**What you are asked to do**
Look for the word "heading" in the entries below, then copy every line that has it.

### Exercise inputs

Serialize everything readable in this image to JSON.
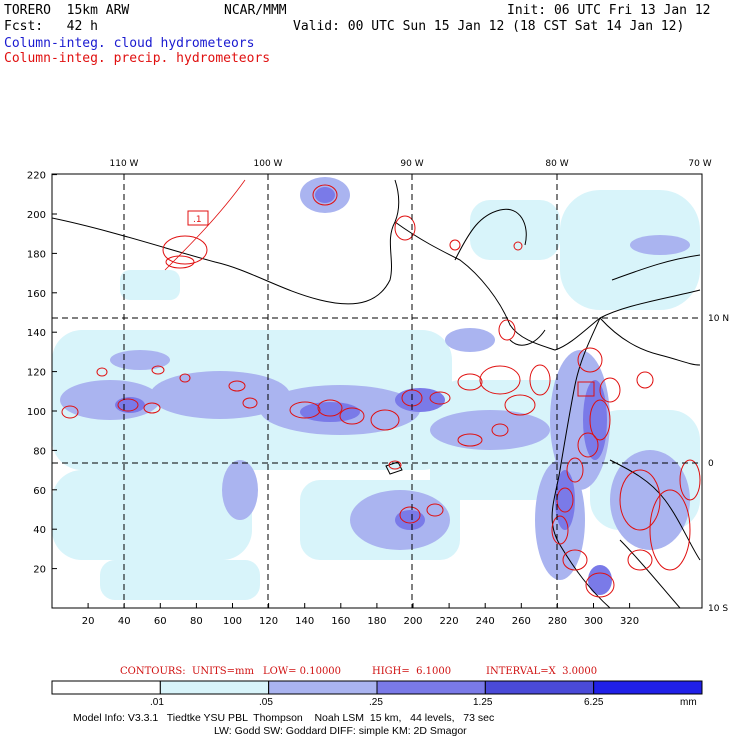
{
  "header": {
    "model": "TORERO  15km ARW",
    "org": "NCAR/MMM",
    "init": "Init: 06 UTC Fri 13 Jan 12",
    "fcst": "Fcst:   42 h",
    "valid": "Valid: 00 UTC Sun 15 Jan 12 (18 CST Sat 14 Jan 12)",
    "field1": "Column-integ. cloud hydrometeors",
    "field2": "Column-integ. precip. hydrometeors",
    "field1_color": "#1a1ad0",
    "field2_color": "#e01010"
  },
  "map": {
    "lon_labels": [
      "110 W",
      "100 W",
      "90 W",
      "80 W",
      "70 W"
    ],
    "lat_labels": [
      "10 N",
      "0",
      "10 S"
    ],
    "x_ticks": [
      "20",
      "40",
      "60",
      "80",
      "100",
      "120",
      "140",
      "160",
      "180",
      "200",
      "220",
      "240",
      "260",
      "280",
      "300",
      "320"
    ],
    "y_ticks": [
      "20",
      "40",
      "60",
      "80",
      "100",
      "120",
      "140",
      "160",
      "180",
      "200",
      "220"
    ],
    "contour_label": ".1"
  },
  "contours": {
    "units": "CONTOURS:  UNITS=mm",
    "low": "LOW= 0.10000",
    "high": "HIGH=  6.1000",
    "interval": "INTERVAL=X  3.0000"
  },
  "colorbar": {
    "labels": [
      ".01",
      ".05",
      ".25",
      "1.25",
      "6.25"
    ],
    "unit": "mm",
    "colors": [
      "#ffffff",
      "#d8f4fa",
      "#aab4f0",
      "#7a7ae8",
      "#4a4ad8",
      "#2020e8"
    ]
  },
  "model_info": {
    "line1": "Model Info: V3.3.1   Tiedtke YSU PBL  Thompson    Noah LSM  15 km,   44 levels,   73 sec",
    "line2": "LW: Godd SW: Goddard DIFF: simple KM: 2D Smagor"
  }
}
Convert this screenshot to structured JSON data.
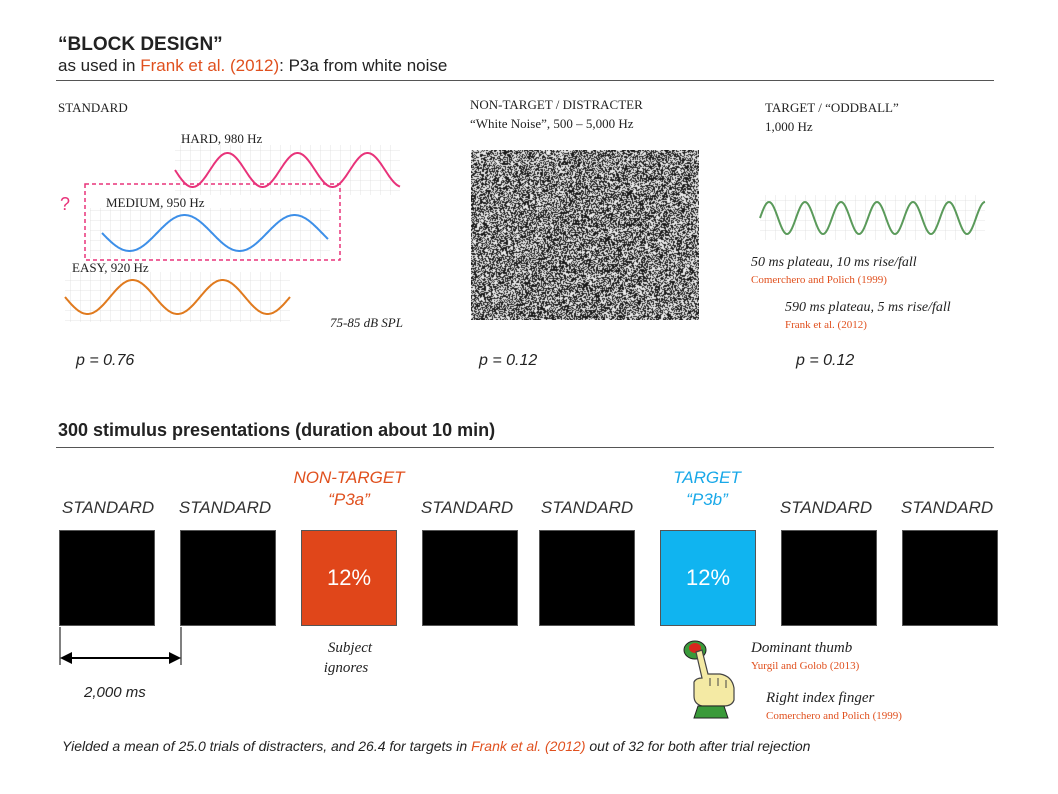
{
  "header": {
    "title": "“BLOCK DESIGN”",
    "subtitle_pre": "as used in ",
    "subtitle_ref": "Frank et al. (2012)",
    "subtitle_post": ": P3a from white noise"
  },
  "standard": {
    "heading": "STANDARD",
    "hard": "HARD, 980 Hz",
    "medium": "MEDIUM, 950 Hz",
    "easy": "EASY, 920 Hz",
    "question": "?",
    "spl": "75-85 dB SPL",
    "p": "p = 0.76"
  },
  "nontarget": {
    "heading": "NON-TARGET / DISTRACTER",
    "sub": "“White Noise”, 500 – 5,000 Hz",
    "p": "p = 0.12"
  },
  "target": {
    "heading": "TARGET / “ODDBALL”",
    "sub": "1,000 Hz",
    "note1": "50 ms plateau, 10 ms rise/fall",
    "ref1": "Comerchero and Polich (1999)",
    "note2": "590 ms plateau, 5 ms rise/fall",
    "ref2": "Frank et al. (2012)",
    "p": "p = 0.12"
  },
  "sequence": {
    "heading": "300 stimulus presentations (duration about 10 min)",
    "blocks": [
      {
        "label": "STANDARD",
        "sub": "",
        "value": ""
      },
      {
        "label": "STANDARD",
        "sub": "",
        "value": ""
      },
      {
        "label": "NON-TARGET",
        "sub": "“P3a”",
        "value": "12%"
      },
      {
        "label": "STANDARD",
        "sub": "",
        "value": ""
      },
      {
        "label": "STANDARD",
        "sub": "",
        "value": ""
      },
      {
        "label": "TARGET",
        "sub": "“P3b”",
        "value": "12%"
      },
      {
        "label": "STANDARD",
        "sub": "",
        "value": ""
      },
      {
        "label": "STANDARD",
        "sub": "",
        "value": ""
      }
    ],
    "duration": "2,000 ms",
    "ignore_1": "Subject",
    "ignore_2": "ignores",
    "thumb": "Dominant thumb",
    "thumb_ref": "Yurgil and Golob (2013)",
    "finger": "Right index finger",
    "finger_ref": "Comerchero and Polich (1999)"
  },
  "footer": {
    "pre": "Yielded a mean of 25.0 trials of distracters, and 26.4 for targets in ",
    "ref": "Frank et al. (2012)",
    "post": " out of 32 for both after trial rejection"
  },
  "colors": {
    "hard": "#e8337a",
    "medium": "#3d8fe8",
    "easy": "#e07a1e",
    "target_wave": "#5a9a5a",
    "nontarget_block": "#e0461a",
    "target_block": "#10b4f0",
    "orange_text": "#e0501e",
    "cyan_text": "#18a8e8"
  }
}
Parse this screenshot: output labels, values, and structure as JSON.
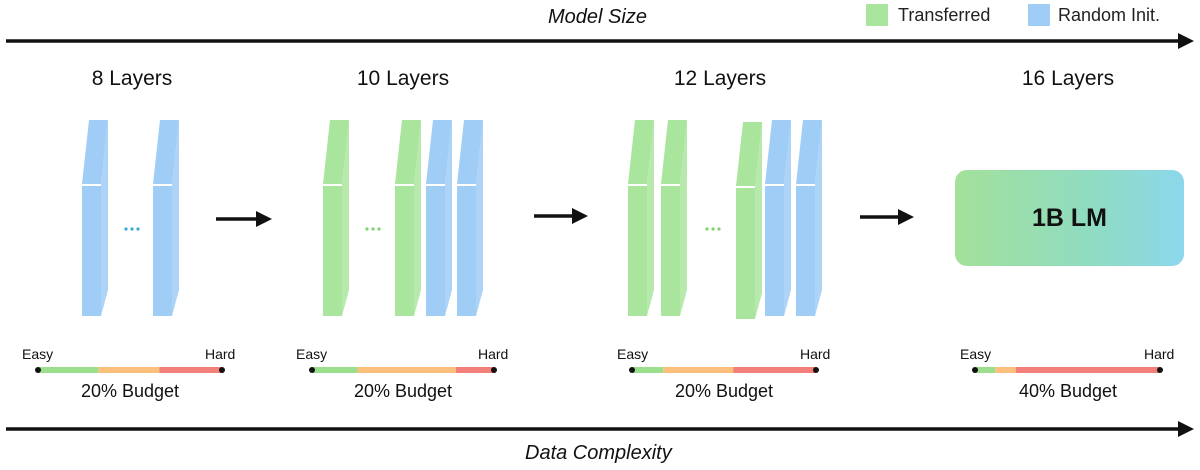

######

**Result for this task**
    "heading": "STANDARD",
    "heading": "NON-TARGET / DISTRACTER",
    "heading": "TARGET / “ODDBALL”",
    "heading": "300 stimulus presentations (duration about 10 min)",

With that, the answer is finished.